PROBLEM DESCRIPTION:
Leave out the images; return the rest of the data exactly.

DATA FOR THIS TASK:
--- START ---
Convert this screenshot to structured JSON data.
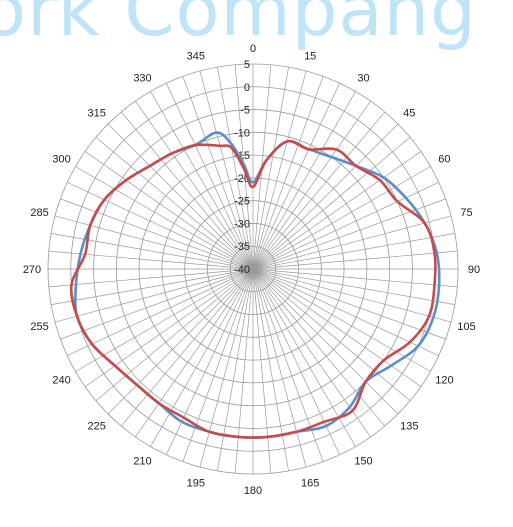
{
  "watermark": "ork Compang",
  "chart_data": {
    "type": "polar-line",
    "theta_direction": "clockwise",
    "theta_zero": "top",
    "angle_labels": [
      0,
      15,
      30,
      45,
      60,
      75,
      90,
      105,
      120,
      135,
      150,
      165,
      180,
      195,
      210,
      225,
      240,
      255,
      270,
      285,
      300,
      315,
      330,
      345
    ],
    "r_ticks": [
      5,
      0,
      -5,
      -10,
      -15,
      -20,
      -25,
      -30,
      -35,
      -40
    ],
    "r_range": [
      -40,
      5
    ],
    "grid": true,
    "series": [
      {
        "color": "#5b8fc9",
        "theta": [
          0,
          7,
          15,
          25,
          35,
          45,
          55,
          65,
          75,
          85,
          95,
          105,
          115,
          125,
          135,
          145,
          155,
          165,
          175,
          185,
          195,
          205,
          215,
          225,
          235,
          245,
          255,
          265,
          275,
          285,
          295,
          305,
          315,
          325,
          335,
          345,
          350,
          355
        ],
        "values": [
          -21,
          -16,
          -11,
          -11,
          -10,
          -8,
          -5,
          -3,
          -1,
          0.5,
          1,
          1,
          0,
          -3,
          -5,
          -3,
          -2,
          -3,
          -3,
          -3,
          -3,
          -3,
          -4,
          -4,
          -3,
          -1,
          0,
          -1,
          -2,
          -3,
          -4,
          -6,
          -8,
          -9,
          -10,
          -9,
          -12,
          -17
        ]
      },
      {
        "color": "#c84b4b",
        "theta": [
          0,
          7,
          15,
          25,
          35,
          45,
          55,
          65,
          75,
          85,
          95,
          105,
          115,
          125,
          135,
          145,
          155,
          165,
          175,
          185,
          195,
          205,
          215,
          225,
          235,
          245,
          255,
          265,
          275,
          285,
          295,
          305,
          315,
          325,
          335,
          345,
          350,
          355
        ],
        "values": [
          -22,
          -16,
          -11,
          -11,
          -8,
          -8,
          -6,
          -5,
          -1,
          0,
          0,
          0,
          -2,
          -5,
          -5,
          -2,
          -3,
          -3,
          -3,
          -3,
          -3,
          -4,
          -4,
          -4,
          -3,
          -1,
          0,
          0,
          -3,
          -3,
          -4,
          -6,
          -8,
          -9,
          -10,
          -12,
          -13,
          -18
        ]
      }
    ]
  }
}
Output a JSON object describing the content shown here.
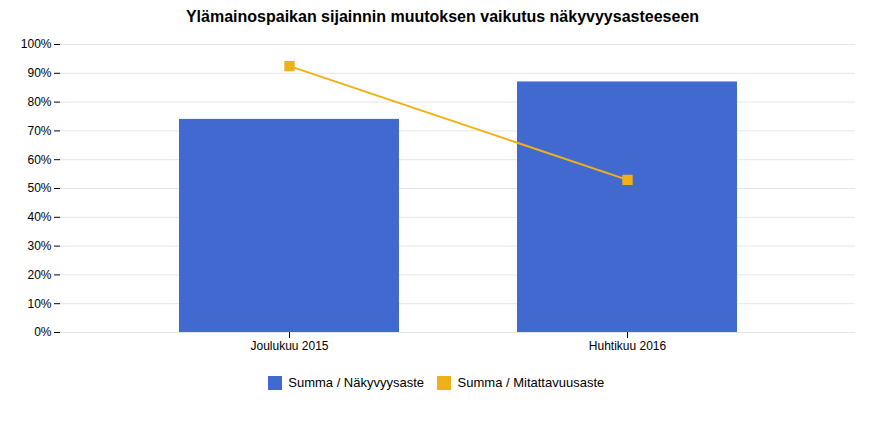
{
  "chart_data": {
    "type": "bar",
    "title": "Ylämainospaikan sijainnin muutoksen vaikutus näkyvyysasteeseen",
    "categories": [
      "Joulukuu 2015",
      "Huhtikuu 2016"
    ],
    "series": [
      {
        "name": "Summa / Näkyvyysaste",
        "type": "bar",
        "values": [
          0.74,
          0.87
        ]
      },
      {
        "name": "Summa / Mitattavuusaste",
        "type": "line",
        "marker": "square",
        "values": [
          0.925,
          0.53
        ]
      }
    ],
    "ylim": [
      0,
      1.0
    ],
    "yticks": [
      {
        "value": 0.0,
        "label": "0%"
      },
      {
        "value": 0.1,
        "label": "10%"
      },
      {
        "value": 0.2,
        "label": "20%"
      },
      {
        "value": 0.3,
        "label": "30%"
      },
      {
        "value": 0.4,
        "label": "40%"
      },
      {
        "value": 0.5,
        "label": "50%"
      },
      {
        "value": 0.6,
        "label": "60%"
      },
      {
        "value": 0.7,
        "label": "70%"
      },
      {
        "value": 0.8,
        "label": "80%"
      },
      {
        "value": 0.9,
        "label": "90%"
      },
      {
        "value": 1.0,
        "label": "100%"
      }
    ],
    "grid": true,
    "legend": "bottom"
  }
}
--- END ---
EXERCISE OUTPUT:
Convert this screenshot to structured JSON data.
{
  "watermark": "ork Compang",
  "chart_data": {
    "type": "polar-line",
    "theta_direction": "clockwise",
    "theta_zero": "top",
    "angle_labels": [
      0,
      15,
      30,
      45,
      60,
      75,
      90,
      105,
      120,
      135,
      150,
      165,
      180,
      195,
      210,
      225,
      240,
      255,
      270,
      285,
      300,
      315,
      330,
      345
    ],
    "r_ticks": [
      5,
      0,
      -5,
      -10,
      -15,
      -20,
      -25,
      -30,
      -35,
      -40
    ],
    "r_range": [
      -40,
      5
    ],
    "grid": true,
    "series": [
      {
        "color": "#5b8fc9",
        "theta": [
          0,
          7,
          15,
          25,
          35,
          45,
          55,
          65,
          75,
          85,
          95,
          105,
          115,
          125,
          135,
          145,
          155,
          165,
          175,
          185,
          195,
          205,
          215,
          225,
          235,
          245,
          255,
          265,
          275,
          285,
          295,
          305,
          315,
          325,
          335,
          345,
          350,
          355
        ],
        "values": [
          -21,
          -16,
          -11,
          -11,
          -10,
          -8,
          -5,
          -3,
          -1,
          0.5,
          1,
          1,
          0,
          -3,
          -5,
          -3,
          -2,
          -3,
          -3,
          -3,
          -3,
          -3,
          -4,
          -4,
          -3,
          -1,
          0,
          -1,
          -2,
          -3,
          -4,
          -6,
          -8,
          -9,
          -10,
          -9,
          -12,
          -17
        ]
      },
      {
        "color": "#c84b4b",
        "theta": [
          0,
          7,
          15,
          25,
          35,
          45,
          55,
          65,
          75,
          85,
          95,
          105,
          115,
          125,
          135,
          145,
          155,
          165,
          175,
          185,
          195,
          205,
          215,
          225,
          235,
          245,
          255,
          265,
          275,
          285,
          295,
          305,
          315,
          325,
          335,
          345,
          350,
          355
        ],
        "values": [
          -22,
          -16,
          -11,
          -11,
          -8,
          -8,
          -6,
          -5,
          -1,
          0,
          0,
          0,
          -2,
          -5,
          -5,
          -2,
          -3,
          -3,
          -3,
          -3,
          -3,
          -4,
          -4,
          -4,
          -3,
          -1,
          0,
          0,
          -3,
          -3,
          -4,
          -6,
          -8,
          -9,
          -10,
          -12,
          -13,
          -18
        ]
      }
    ]
  }
}
Output a JSON object describing the content shown here.
{
  "chart_data": {
    "type": "bar",
    "title": "Ylämainospaikan sijainnin muutoksen vaikutus näkyvyysasteeseen",
    "categories": [
      "Joulukuu 2015",
      "Huhtikuu 2016"
    ],
    "series": [
      {
        "name": "Summa / Näkyvyysaste",
        "type": "bar",
        "values": [
          0.74,
          0.87
        ]
      },
      {
        "name": "Summa / Mitattavuusaste",
        "type": "line",
        "marker": "square",
        "values": [
          0.925,
          0.53
        ]
      }
    ],
    "ylim": [
      0,
      1.0
    ],
    "yticks": [
      {
        "value": 0.0,
        "label": "0%"
      },
      {
        "value": 0.1,
        "label": "10%"
      },
      {
        "value": 0.2,
        "label": "20%"
      },
      {
        "value": 0.3,
        "label": "30%"
      },
      {
        "value": 0.4,
        "label": "40%"
      },
      {
        "value": 0.5,
        "label": "50%"
      },
      {
        "value": 0.6,
        "label": "60%"
      },
      {
        "value": 0.7,
        "label": "70%"
      },
      {
        "value": 0.8,
        "label": "80%"
      },
      {
        "value": 0.9,
        "label": "90%"
      },
      {
        "value": 1.0,
        "label": "100%"
      }
    ],
    "grid": true,
    "legend": "bottom"
  }
}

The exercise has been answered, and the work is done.